## START Information given

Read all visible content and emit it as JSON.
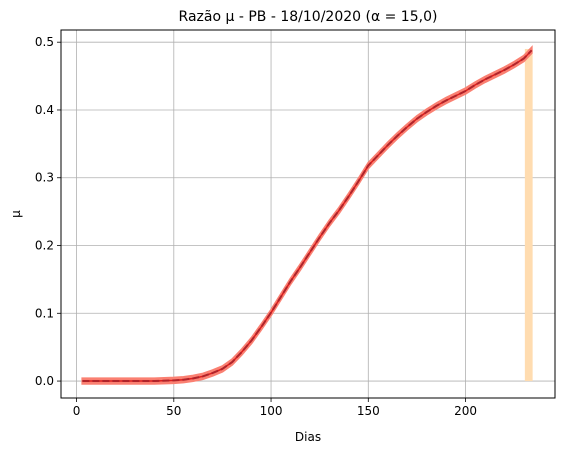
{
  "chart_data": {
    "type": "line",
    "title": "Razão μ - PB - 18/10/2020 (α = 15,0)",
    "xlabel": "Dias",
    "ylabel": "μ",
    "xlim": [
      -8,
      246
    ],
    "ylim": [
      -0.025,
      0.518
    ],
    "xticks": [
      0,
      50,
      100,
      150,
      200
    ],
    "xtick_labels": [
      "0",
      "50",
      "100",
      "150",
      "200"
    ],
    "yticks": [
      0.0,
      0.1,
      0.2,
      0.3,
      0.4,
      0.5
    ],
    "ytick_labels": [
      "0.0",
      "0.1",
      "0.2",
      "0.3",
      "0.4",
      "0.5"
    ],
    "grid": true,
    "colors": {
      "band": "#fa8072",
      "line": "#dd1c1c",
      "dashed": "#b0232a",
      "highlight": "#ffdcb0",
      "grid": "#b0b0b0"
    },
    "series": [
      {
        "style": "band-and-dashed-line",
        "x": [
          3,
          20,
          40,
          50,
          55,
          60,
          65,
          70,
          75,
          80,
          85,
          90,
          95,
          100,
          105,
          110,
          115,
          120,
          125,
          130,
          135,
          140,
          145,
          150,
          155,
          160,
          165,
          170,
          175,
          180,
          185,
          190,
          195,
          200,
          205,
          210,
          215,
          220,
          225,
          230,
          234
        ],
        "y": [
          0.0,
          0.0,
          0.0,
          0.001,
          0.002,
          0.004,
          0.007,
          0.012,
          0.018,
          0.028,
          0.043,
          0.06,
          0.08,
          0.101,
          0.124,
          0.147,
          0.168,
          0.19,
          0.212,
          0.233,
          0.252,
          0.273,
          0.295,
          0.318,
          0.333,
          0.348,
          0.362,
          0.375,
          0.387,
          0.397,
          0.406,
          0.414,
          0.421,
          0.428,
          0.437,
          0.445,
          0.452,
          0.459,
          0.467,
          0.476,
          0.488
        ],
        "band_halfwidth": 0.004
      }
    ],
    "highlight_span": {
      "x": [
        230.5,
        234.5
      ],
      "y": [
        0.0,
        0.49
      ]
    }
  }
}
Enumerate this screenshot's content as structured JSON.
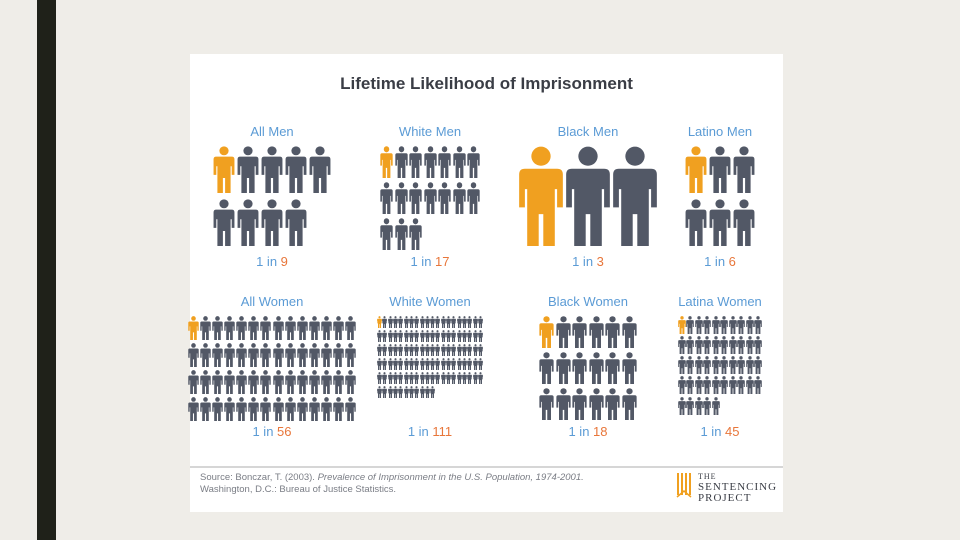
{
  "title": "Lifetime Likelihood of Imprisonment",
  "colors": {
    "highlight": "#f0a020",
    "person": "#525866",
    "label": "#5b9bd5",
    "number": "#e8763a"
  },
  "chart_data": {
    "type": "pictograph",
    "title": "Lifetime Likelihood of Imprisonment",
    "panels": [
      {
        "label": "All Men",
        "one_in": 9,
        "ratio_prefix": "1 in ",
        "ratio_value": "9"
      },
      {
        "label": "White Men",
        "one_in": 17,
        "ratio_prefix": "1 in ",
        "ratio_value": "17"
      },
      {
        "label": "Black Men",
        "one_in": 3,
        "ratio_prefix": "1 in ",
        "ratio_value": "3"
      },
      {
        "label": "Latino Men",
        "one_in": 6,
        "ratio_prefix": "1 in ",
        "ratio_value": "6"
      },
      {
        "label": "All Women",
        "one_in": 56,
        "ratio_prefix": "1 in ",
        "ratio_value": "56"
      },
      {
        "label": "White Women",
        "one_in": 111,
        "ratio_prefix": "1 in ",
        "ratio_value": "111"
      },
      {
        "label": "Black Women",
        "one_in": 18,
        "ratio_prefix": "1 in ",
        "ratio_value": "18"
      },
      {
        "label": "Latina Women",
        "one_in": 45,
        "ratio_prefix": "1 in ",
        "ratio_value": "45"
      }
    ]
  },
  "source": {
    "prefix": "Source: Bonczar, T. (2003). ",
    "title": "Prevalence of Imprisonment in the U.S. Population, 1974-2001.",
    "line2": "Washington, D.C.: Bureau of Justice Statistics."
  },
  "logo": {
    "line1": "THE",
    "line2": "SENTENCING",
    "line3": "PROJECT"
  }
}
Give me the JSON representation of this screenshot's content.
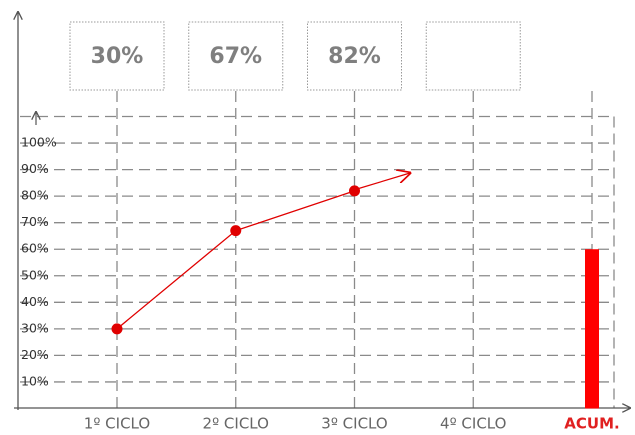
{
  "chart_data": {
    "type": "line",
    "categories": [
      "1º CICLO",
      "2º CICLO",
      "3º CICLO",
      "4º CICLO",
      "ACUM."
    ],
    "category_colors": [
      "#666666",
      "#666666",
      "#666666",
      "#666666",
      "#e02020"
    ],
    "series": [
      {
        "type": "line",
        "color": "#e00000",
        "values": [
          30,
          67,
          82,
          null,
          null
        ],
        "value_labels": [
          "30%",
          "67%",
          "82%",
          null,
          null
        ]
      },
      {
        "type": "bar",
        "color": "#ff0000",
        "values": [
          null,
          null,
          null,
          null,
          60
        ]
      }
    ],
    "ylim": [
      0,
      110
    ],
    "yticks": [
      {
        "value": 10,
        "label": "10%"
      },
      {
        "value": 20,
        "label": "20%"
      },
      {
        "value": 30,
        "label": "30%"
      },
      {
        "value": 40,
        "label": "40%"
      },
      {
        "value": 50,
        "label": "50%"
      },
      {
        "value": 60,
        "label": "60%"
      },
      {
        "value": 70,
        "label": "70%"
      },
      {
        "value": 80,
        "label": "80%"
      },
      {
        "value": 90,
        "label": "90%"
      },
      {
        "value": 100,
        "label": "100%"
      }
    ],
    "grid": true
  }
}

## END Information given

» **Goal of the exercise**
State the number of lines in the data that include the string "screenshot", and add nothing else.

» **Task solution**
2